(Records excerpted from a collection)
----------------

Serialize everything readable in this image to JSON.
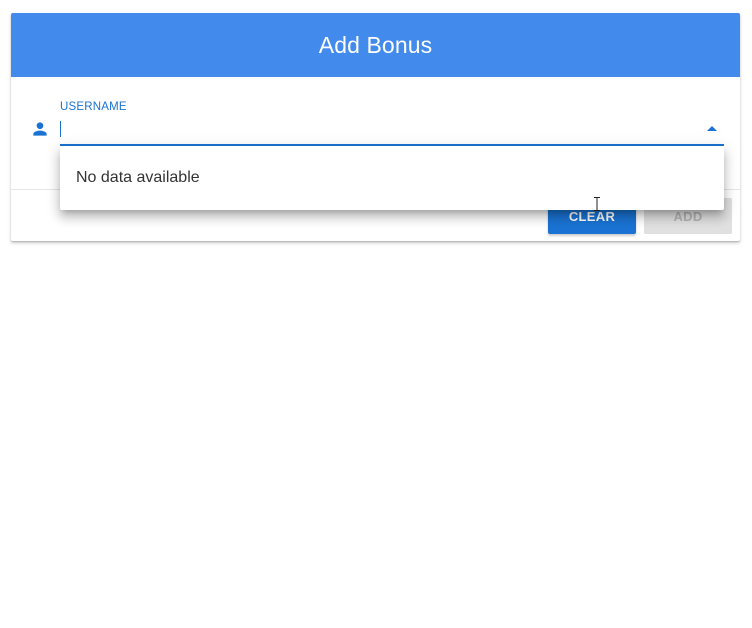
{
  "dialog": {
    "title": "Add Bonus"
  },
  "username_field": {
    "label": "USERNAME",
    "value": "",
    "icon": "person-icon"
  },
  "dropdown": {
    "empty_message": "No data available",
    "arrow_icon": "arrow-drop-up-icon"
  },
  "actions": {
    "clear_label": "CLEAR",
    "add_label": "ADD"
  },
  "colors": {
    "header": "#428bed",
    "accent": "#1a73d3",
    "disabled_button": "#e0e0e0"
  }
}
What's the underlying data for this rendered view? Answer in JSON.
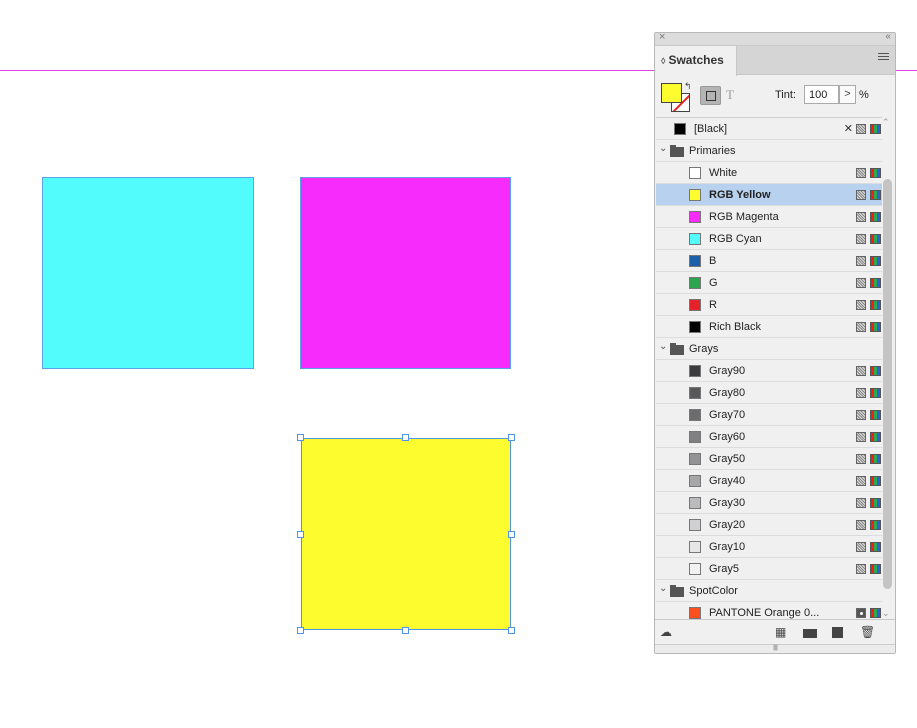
{
  "canvas": {
    "frames": [
      {
        "name": "cyan-frame",
        "color": "#52fcfc"
      },
      {
        "name": "magenta-frame",
        "color": "#f72cfc"
      },
      {
        "name": "yellow-frame",
        "color": "#fcfc2f",
        "selected": true
      }
    ]
  },
  "panel": {
    "close_icon": "×",
    "collapse_icon": "‹‹",
    "tab_arrow": "◊",
    "title": "Swatches",
    "fill_color": "#fcfc2f",
    "swap_icon": "↰",
    "text_icon": "T",
    "tint_label": "Tint:",
    "tint_value": "100",
    "tint_stepper": ">",
    "tint_unit": "%",
    "swatches": [
      {
        "type": "top",
        "name": "[Black]",
        "color": "#000000",
        "non_editable": true
      },
      {
        "type": "group",
        "name": "Primaries",
        "toggle": "⌄"
      },
      {
        "type": "item",
        "name": "White",
        "color": "#ffffff"
      },
      {
        "type": "item",
        "name": "RGB Yellow",
        "color": "#fcfc2f",
        "selected": true
      },
      {
        "type": "item",
        "name": "RGB Magenta",
        "color": "#f72cfc"
      },
      {
        "type": "item",
        "name": "RGB Cyan",
        "color": "#52fcfc"
      },
      {
        "type": "item",
        "name": "B",
        "color": "#1d5fa8"
      },
      {
        "type": "item",
        "name": "G",
        "color": "#2da44e"
      },
      {
        "type": "item",
        "name": "R",
        "color": "#e52129"
      },
      {
        "type": "item",
        "name": "Rich Black",
        "color": "#000000"
      },
      {
        "type": "group",
        "name": "Grays",
        "toggle": "⌄"
      },
      {
        "type": "item",
        "name": "Gray90",
        "color": "#3c3c3e"
      },
      {
        "type": "item",
        "name": "Gray80",
        "color": "#58585a"
      },
      {
        "type": "item",
        "name": "Gray70",
        "color": "#6c6c6e"
      },
      {
        "type": "item",
        "name": "Gray60",
        "color": "#808082"
      },
      {
        "type": "item",
        "name": "Gray50",
        "color": "#939395"
      },
      {
        "type": "item",
        "name": "Gray40",
        "color": "#a7a7a9"
      },
      {
        "type": "item",
        "name": "Gray30",
        "color": "#bbbbbd"
      },
      {
        "type": "item",
        "name": "Gray20",
        "color": "#d0d0d2"
      },
      {
        "type": "item",
        "name": "Gray10",
        "color": "#e6e6e7"
      },
      {
        "type": "item",
        "name": "Gray5",
        "color": "#f2f2f3"
      },
      {
        "type": "group",
        "name": "SpotColor",
        "toggle": "⌄"
      },
      {
        "type": "item",
        "name": "PANTONE Orange 0...",
        "color": "#fc4f1f",
        "spot": true
      }
    ],
    "scroll_up": "⌃",
    "scroll_down": "⌄",
    "bottom": {
      "cloud_icon": "☁",
      "grid_icon": "▦",
      "trash_icon": "🗑",
      "grip": "||||||||"
    }
  }
}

----------------

Retype all the records shown above, character for character. Omit every picture.

Serialize everything readable in this image to JSON.
{
  "dialog": {
    "title": "Add Bonus"
  },
  "username_field": {
    "label": "USERNAME",
    "value": "",
    "icon": "person-icon"
  },
  "dropdown": {
    "empty_message": "No data available",
    "arrow_icon": "arrow-drop-up-icon"
  },
  "actions": {
    "clear_label": "CLEAR",
    "add_label": "ADD"
  },
  "colors": {
    "header": "#428bed",
    "accent": "#1a73d3",
    "disabled_button": "#e0e0e0"
  }
}
What's the underlying data for this rendered view? Answer in JSON.
{
  "canvas": {
    "frames": [
      {
        "name": "cyan-frame",
        "color": "#52fcfc"
      },
      {
        "name": "magenta-frame",
        "color": "#f72cfc"
      },
      {
        "name": "yellow-frame",
        "color": "#fcfc2f",
        "selected": true
      }
    ]
  },
  "panel": {
    "close_icon": "×",
    "collapse_icon": "‹‹",
    "tab_arrow": "◊",
    "title": "Swatches",
    "fill_color": "#fcfc2f",
    "swap_icon": "↰",
    "text_icon": "T",
    "tint_label": "Tint:",
    "tint_value": "100",
    "tint_stepper": ">",
    "tint_unit": "%",
    "swatches": [
      {
        "type": "top",
        "name": "[Black]",
        "color": "#000000",
        "non_editable": true
      },
      {
        "type": "group",
        "name": "Primaries",
        "toggle": "⌄"
      },
      {
        "type": "item",
        "name": "White",
        "color": "#ffffff"
      },
      {
        "type": "item",
        "name": "RGB Yellow",
        "color": "#fcfc2f",
        "selected": true
      },
      {
        "type": "item",
        "name": "RGB Magenta",
        "color": "#f72cfc"
      },
      {
        "type": "item",
        "name": "RGB Cyan",
        "color": "#52fcfc"
      },
      {
        "type": "item",
        "name": "B",
        "color": "#1d5fa8"
      },
      {
        "type": "item",
        "name": "G",
        "color": "#2da44e"
      },
      {
        "type": "item",
        "name": "R",
        "color": "#e52129"
      },
      {
        "type": "item",
        "name": "Rich Black",
        "color": "#000000"
      },
      {
        "type": "group",
        "name": "Grays",
        "toggle": "⌄"
      },
      {
        "type": "item",
        "name": "Gray90",
        "color": "#3c3c3e"
      },
      {
        "type": "item",
        "name": "Gray80",
        "color": "#58585a"
      },
      {
        "type": "item",
        "name": "Gray70",
        "color": "#6c6c6e"
      },
      {
        "type": "item",
        "name": "Gray60",
        "color": "#808082"
      },
      {
        "type": "item",
        "name": "Gray50",
        "color": "#939395"
      },
      {
        "type": "item",
        "name": "Gray40",
        "color": "#a7a7a9"
      },
      {
        "type": "item",
        "name": "Gray30",
        "color": "#bbbbbd"
      },
      {
        "type": "item",
        "name": "Gray20",
        "color": "#d0d0d2"
      },
      {
        "type": "item",
        "name": "Gray10",
        "color": "#e6e6e7"
      },
      {
        "type": "item",
        "name": "Gray5",
        "color": "#f2f2f3"
      },
      {
        "type": "group",
        "name": "SpotColor",
        "toggle": "⌄"
      },
      {
        "type": "item",
        "name": "PANTONE Orange 0...",
        "color": "#fc4f1f",
        "spot": true
      }
    ],
    "scroll_up": "⌃",
    "scroll_down": "⌄",
    "bottom": {
      "cloud_icon": "☁",
      "grid_icon": "▦",
      "trash_icon": "🗑",
      "grip": "||||||||"
    }
  }
}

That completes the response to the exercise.